Repeat the data word for word. Do not include the pictures.

■ SOURCE MATERIAL:
• • • • • • •

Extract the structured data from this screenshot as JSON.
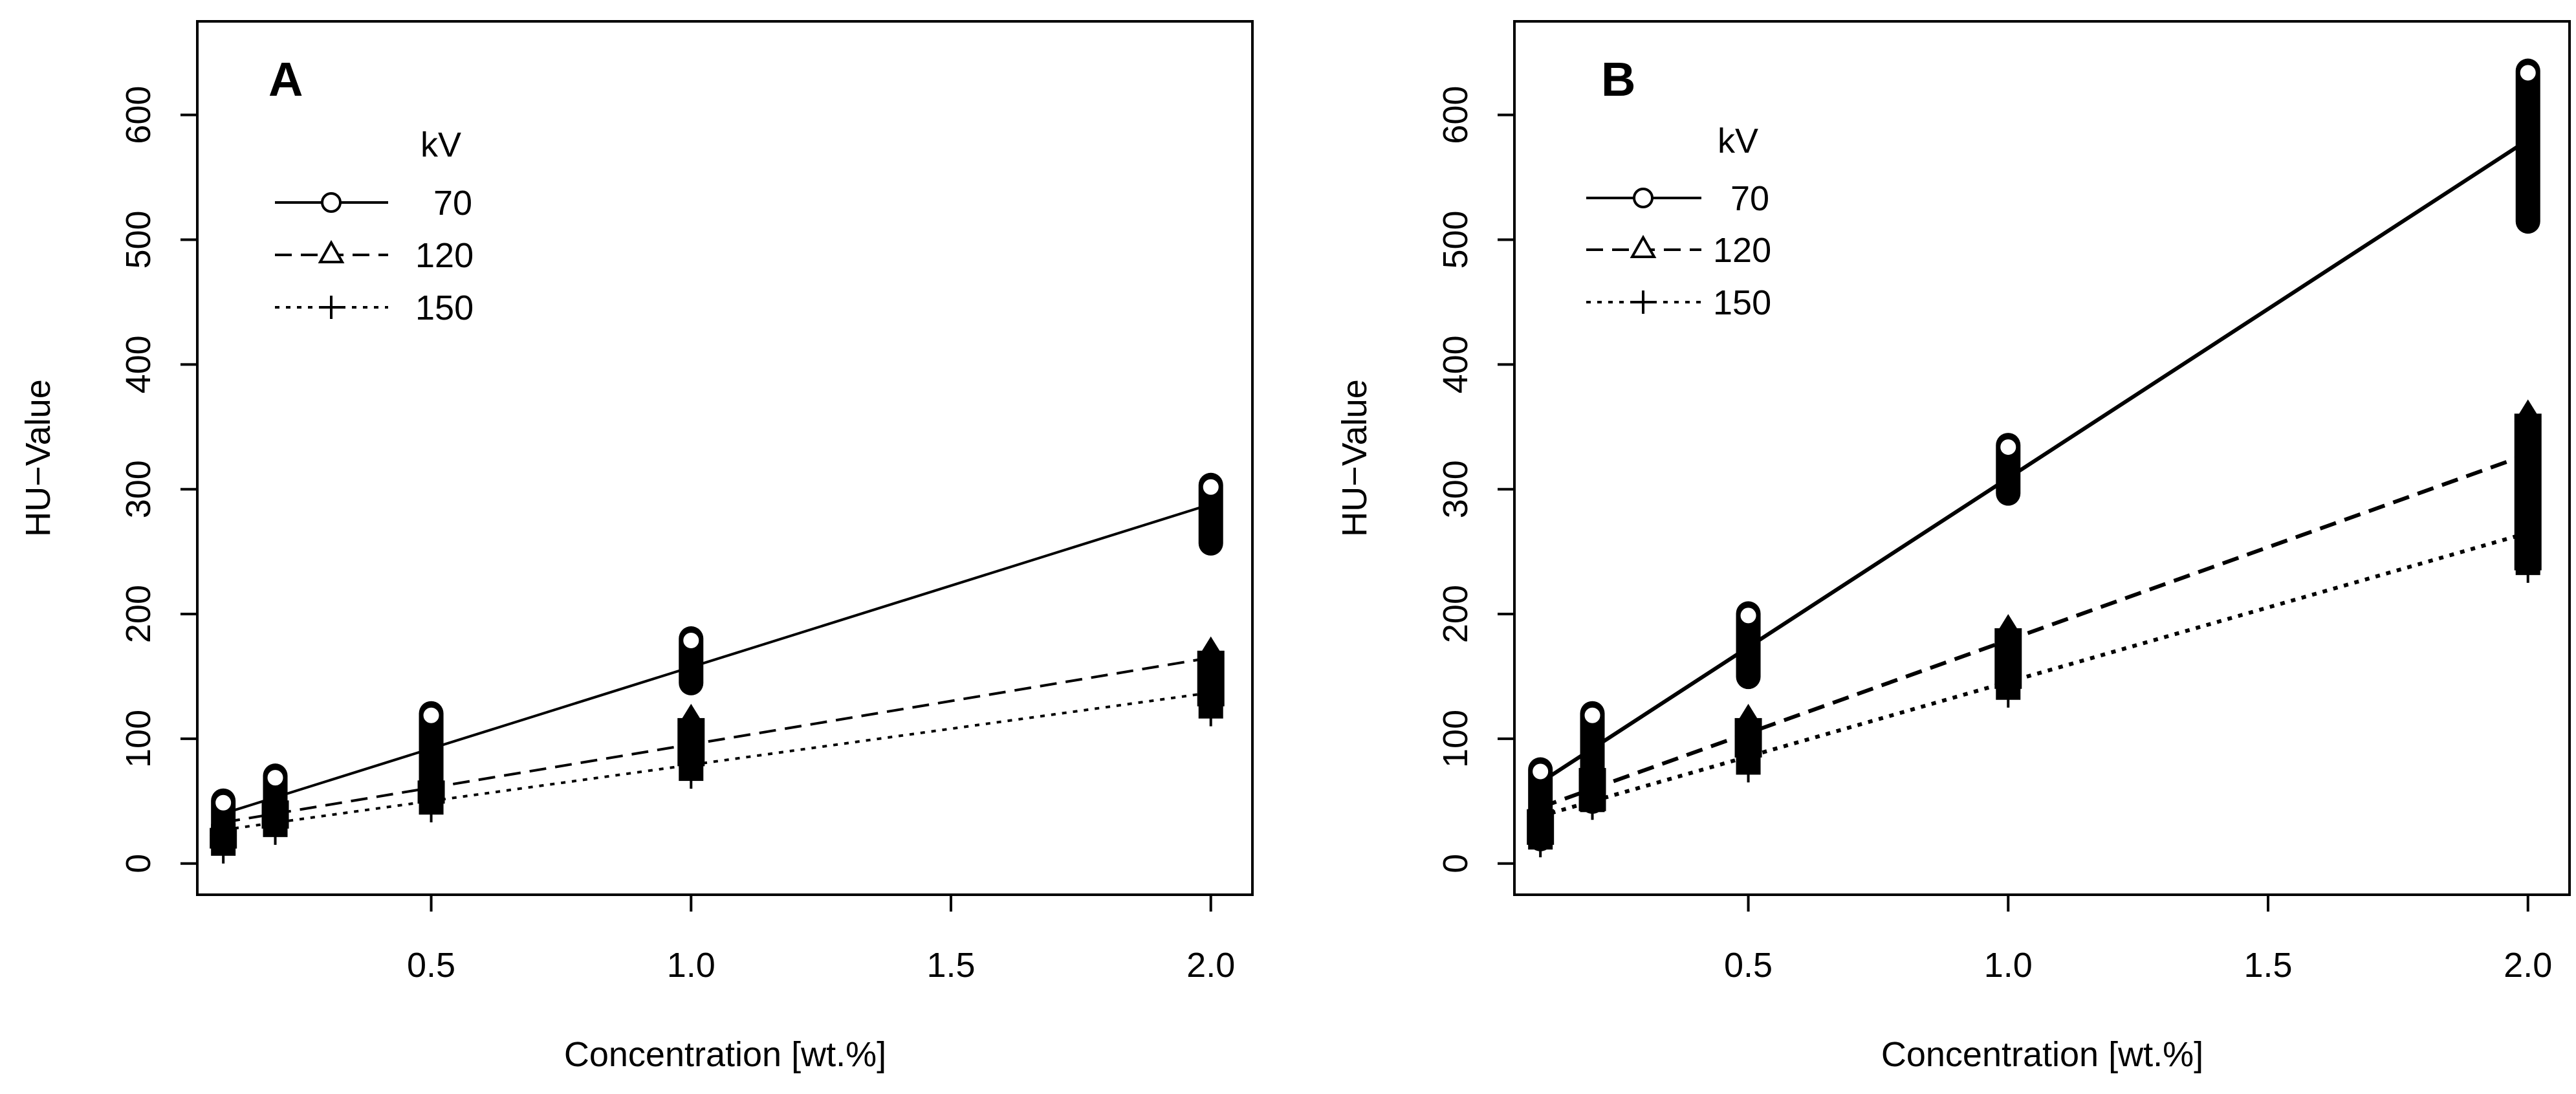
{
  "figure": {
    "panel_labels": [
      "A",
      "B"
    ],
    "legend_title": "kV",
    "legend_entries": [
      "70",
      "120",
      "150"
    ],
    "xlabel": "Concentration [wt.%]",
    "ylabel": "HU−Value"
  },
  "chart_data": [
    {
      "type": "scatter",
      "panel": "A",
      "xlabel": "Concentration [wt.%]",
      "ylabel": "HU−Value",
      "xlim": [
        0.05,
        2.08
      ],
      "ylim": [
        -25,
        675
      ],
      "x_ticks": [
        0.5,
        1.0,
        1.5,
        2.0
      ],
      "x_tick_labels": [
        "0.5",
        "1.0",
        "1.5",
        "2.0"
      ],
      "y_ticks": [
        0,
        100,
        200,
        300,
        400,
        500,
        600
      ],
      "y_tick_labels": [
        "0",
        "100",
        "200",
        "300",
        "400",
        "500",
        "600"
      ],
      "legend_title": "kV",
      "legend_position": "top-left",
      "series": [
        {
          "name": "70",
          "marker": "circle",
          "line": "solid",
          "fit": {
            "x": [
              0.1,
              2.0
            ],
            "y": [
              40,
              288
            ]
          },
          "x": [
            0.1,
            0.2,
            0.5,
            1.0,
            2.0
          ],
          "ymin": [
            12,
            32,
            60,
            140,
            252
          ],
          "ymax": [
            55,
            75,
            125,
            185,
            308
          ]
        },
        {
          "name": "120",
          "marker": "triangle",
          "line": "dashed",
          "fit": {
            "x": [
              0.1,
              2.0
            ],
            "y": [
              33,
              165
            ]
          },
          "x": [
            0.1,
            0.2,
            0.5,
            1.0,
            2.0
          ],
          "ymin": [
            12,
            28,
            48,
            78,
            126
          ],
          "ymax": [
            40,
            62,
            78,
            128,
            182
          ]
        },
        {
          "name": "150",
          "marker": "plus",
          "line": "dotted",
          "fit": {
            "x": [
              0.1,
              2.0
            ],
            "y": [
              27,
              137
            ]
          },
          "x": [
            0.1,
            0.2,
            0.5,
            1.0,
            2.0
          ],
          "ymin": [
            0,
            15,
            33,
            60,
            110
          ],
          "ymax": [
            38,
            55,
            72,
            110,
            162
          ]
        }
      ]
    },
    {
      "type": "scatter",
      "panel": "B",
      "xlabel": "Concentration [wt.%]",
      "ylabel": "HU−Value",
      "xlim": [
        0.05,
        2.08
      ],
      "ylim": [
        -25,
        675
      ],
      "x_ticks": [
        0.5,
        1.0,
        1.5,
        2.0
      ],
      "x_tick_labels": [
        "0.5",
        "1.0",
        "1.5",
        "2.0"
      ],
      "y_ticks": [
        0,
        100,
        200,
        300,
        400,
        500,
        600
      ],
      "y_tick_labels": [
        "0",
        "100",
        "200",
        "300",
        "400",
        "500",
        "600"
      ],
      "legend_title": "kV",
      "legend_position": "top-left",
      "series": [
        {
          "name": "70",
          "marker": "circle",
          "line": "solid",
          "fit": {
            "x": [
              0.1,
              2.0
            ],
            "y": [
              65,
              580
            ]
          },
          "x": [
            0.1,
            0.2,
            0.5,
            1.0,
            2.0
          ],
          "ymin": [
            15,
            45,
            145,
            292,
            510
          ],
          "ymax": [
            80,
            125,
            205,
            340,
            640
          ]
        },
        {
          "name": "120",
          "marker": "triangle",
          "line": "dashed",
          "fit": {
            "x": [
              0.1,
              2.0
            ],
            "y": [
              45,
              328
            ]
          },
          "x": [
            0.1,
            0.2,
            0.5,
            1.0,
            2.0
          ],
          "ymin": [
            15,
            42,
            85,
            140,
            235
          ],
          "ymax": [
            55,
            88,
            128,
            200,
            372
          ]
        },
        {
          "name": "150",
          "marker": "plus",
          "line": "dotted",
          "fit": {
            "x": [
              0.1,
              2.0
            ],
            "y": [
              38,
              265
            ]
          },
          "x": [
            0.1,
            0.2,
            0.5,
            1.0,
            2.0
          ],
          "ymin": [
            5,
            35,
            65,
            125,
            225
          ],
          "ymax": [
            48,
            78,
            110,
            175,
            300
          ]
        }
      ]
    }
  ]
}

• • • • • • •

■ ANSWER TO THIS EXERCISE:
Extract the structured data from this screenshot as JSON.
{
  "figure": {
    "panel_labels": [
      "A",
      "B"
    ],
    "legend_title": "kV",
    "legend_entries": [
      "70",
      "120",
      "150"
    ],
    "xlabel": "Concentration [wt.%]",
    "ylabel": "HU−Value"
  },
  "chart_data": [
    {
      "type": "scatter",
      "panel": "A",
      "xlabel": "Concentration [wt.%]",
      "ylabel": "HU−Value",
      "xlim": [
        0.05,
        2.08
      ],
      "ylim": [
        -25,
        675
      ],
      "x_ticks": [
        0.5,
        1.0,
        1.5,
        2.0
      ],
      "x_tick_labels": [
        "0.5",
        "1.0",
        "1.5",
        "2.0"
      ],
      "y_ticks": [
        0,
        100,
        200,
        300,
        400,
        500,
        600
      ],
      "y_tick_labels": [
        "0",
        "100",
        "200",
        "300",
        "400",
        "500",
        "600"
      ],
      "legend_title": "kV",
      "legend_position": "top-left",
      "series": [
        {
          "name": "70",
          "marker": "circle",
          "line": "solid",
          "fit": {
            "x": [
              0.1,
              2.0
            ],
            "y": [
              40,
              288
            ]
          },
          "x": [
            0.1,
            0.2,
            0.5,
            1.0,
            2.0
          ],
          "ymin": [
            12,
            32,
            60,
            140,
            252
          ],
          "ymax": [
            55,
            75,
            125,
            185,
            308
          ]
        },
        {
          "name": "120",
          "marker": "triangle",
          "line": "dashed",
          "fit": {
            "x": [
              0.1,
              2.0
            ],
            "y": [
              33,
              165
            ]
          },
          "x": [
            0.1,
            0.2,
            0.5,
            1.0,
            2.0
          ],
          "ymin": [
            12,
            28,
            48,
            78,
            126
          ],
          "ymax": [
            40,
            62,
            78,
            128,
            182
          ]
        },
        {
          "name": "150",
          "marker": "plus",
          "line": "dotted",
          "fit": {
            "x": [
              0.1,
              2.0
            ],
            "y": [
              27,
              137
            ]
          },
          "x": [
            0.1,
            0.2,
            0.5,
            1.0,
            2.0
          ],
          "ymin": [
            0,
            15,
            33,
            60,
            110
          ],
          "ymax": [
            38,
            55,
            72,
            110,
            162
          ]
        }
      ]
    },
    {
      "type": "scatter",
      "panel": "B",
      "xlabel": "Concentration [wt.%]",
      "ylabel": "HU−Value",
      "xlim": [
        0.05,
        2.08
      ],
      "ylim": [
        -25,
        675
      ],
      "x_ticks": [
        0.5,
        1.0,
        1.5,
        2.0
      ],
      "x_tick_labels": [
        "0.5",
        "1.0",
        "1.5",
        "2.0"
      ],
      "y_ticks": [
        0,
        100,
        200,
        300,
        400,
        500,
        600
      ],
      "y_tick_labels": [
        "0",
        "100",
        "200",
        "300",
        "400",
        "500",
        "600"
      ],
      "legend_title": "kV",
      "legend_position": "top-left",
      "series": [
        {
          "name": "70",
          "marker": "circle",
          "line": "solid",
          "fit": {
            "x": [
              0.1,
              2.0
            ],
            "y": [
              65,
              580
            ]
          },
          "x": [
            0.1,
            0.2,
            0.5,
            1.0,
            2.0
          ],
          "ymin": [
            15,
            45,
            145,
            292,
            510
          ],
          "ymax": [
            80,
            125,
            205,
            340,
            640
          ]
        },
        {
          "name": "120",
          "marker": "triangle",
          "line": "dashed",
          "fit": {
            "x": [
              0.1,
              2.0
            ],
            "y": [
              45,
              328
            ]
          },
          "x": [
            0.1,
            0.2,
            0.5,
            1.0,
            2.0
          ],
          "ymin": [
            15,
            42,
            85,
            140,
            235
          ],
          "ymax": [
            55,
            88,
            128,
            200,
            372
          ]
        },
        {
          "name": "150",
          "marker": "plus",
          "line": "dotted",
          "fit": {
            "x": [
              0.1,
              2.0
            ],
            "y": [
              38,
              265
            ]
          },
          "x": [
            0.1,
            0.2,
            0.5,
            1.0,
            2.0
          ],
          "ymin": [
            5,
            35,
            65,
            125,
            225
          ],
          "ymax": [
            48,
            78,
            110,
            175,
            300
          ]
        }
      ]
    }
  ]
}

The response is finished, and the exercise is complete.